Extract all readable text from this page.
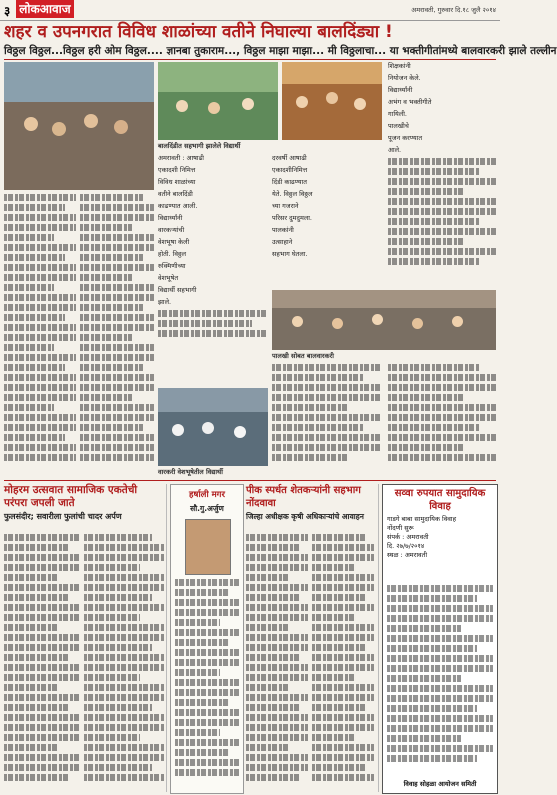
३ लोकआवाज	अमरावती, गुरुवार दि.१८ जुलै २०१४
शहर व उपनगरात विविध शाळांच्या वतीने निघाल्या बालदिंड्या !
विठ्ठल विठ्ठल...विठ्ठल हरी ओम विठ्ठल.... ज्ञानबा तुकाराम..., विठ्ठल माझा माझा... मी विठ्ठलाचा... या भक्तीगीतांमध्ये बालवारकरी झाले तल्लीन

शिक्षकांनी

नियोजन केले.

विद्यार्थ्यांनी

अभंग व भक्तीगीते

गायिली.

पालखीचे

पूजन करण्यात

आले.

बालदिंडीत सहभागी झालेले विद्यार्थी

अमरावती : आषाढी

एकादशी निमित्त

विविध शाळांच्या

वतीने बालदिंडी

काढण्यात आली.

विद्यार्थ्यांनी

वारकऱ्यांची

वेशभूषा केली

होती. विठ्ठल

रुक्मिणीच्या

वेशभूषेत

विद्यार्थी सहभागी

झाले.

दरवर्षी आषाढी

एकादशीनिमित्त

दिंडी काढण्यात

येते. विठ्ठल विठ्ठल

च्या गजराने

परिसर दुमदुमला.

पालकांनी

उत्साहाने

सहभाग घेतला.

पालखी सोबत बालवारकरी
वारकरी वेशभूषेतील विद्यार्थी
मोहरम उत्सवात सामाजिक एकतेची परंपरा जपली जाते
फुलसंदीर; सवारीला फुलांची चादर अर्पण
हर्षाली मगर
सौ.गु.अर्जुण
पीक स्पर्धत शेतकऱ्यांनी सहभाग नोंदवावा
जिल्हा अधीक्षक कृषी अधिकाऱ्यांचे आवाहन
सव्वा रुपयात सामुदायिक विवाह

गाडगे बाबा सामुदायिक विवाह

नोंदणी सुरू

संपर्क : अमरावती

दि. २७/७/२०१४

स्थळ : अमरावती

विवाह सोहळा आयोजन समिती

--

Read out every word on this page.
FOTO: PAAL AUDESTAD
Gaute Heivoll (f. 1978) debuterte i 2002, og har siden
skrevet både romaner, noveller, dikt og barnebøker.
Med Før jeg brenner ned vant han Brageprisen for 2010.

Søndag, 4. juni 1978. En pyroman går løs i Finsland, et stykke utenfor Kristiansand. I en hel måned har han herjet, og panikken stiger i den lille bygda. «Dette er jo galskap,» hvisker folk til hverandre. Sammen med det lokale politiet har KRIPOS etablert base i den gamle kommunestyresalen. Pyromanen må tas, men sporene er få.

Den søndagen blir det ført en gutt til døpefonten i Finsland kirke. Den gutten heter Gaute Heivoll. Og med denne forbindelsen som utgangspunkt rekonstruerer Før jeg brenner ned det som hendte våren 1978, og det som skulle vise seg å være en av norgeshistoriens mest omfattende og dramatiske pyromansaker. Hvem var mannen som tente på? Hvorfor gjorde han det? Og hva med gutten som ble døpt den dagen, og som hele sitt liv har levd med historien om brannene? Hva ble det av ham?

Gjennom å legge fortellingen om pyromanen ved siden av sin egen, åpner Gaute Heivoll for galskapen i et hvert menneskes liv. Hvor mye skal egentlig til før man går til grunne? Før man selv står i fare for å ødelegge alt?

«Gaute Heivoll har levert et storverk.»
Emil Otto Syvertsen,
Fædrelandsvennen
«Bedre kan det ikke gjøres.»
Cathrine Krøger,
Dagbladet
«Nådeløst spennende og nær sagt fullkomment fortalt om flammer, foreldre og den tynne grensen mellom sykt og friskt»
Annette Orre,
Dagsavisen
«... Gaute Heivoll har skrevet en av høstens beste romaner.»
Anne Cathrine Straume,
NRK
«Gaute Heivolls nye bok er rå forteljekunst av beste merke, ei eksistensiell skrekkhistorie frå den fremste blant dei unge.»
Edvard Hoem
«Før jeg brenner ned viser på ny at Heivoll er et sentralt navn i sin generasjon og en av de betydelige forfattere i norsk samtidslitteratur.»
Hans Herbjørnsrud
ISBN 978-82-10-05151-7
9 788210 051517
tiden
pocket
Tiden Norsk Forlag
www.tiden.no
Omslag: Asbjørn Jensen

==

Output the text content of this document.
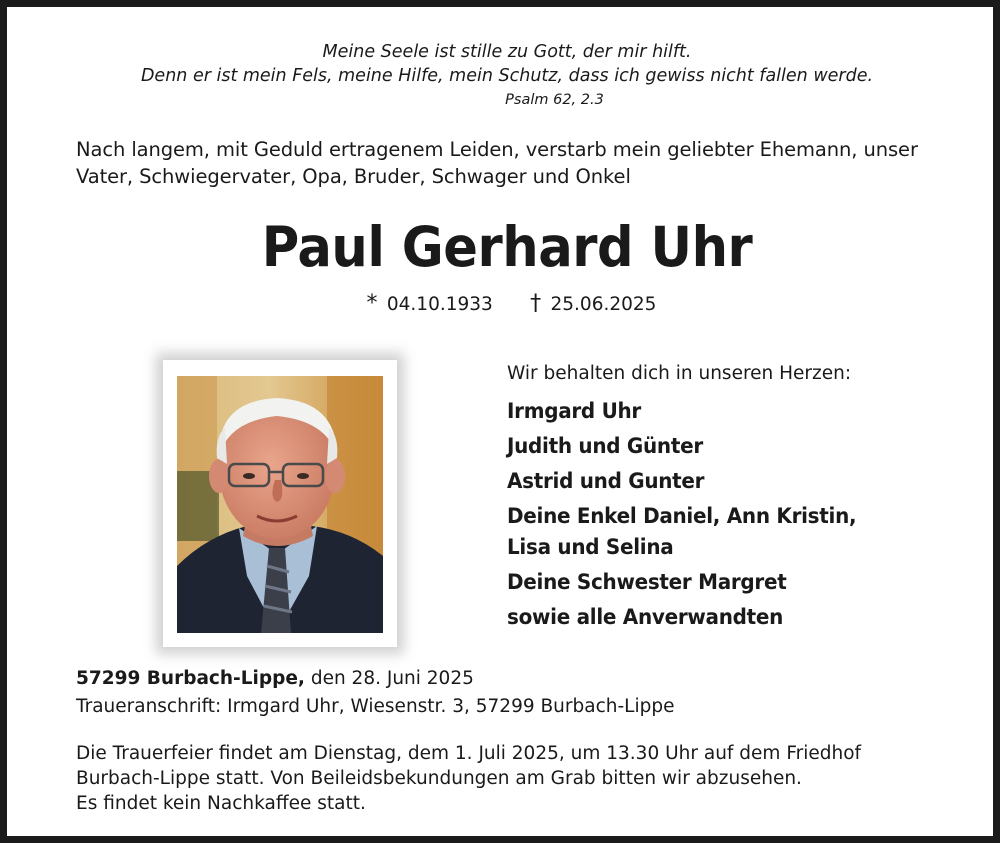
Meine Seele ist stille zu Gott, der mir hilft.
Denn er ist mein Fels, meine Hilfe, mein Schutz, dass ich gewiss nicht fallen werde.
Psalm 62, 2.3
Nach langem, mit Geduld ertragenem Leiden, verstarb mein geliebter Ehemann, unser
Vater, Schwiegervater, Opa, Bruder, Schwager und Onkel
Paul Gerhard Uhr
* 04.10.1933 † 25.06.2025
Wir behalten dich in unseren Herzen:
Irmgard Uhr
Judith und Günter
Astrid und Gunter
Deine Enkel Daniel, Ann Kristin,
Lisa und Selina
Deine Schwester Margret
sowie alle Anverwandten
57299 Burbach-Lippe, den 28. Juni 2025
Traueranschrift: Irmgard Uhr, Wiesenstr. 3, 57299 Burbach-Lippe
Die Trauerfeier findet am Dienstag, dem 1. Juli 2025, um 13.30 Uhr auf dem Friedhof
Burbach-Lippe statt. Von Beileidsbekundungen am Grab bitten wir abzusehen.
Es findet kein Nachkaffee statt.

Task goal: Return each line among the entries that holds the word "Lippe".

Solution below:
57299 Burbach-Lippe, den 28. Juni 2025
Traueranschrift: Irmgard Uhr, Wiesenstr. 3, 57299 Burbach-Lippe
Burbach-Lippe statt. Von Beileidsbekundungen am Grab bitten wir abzusehen.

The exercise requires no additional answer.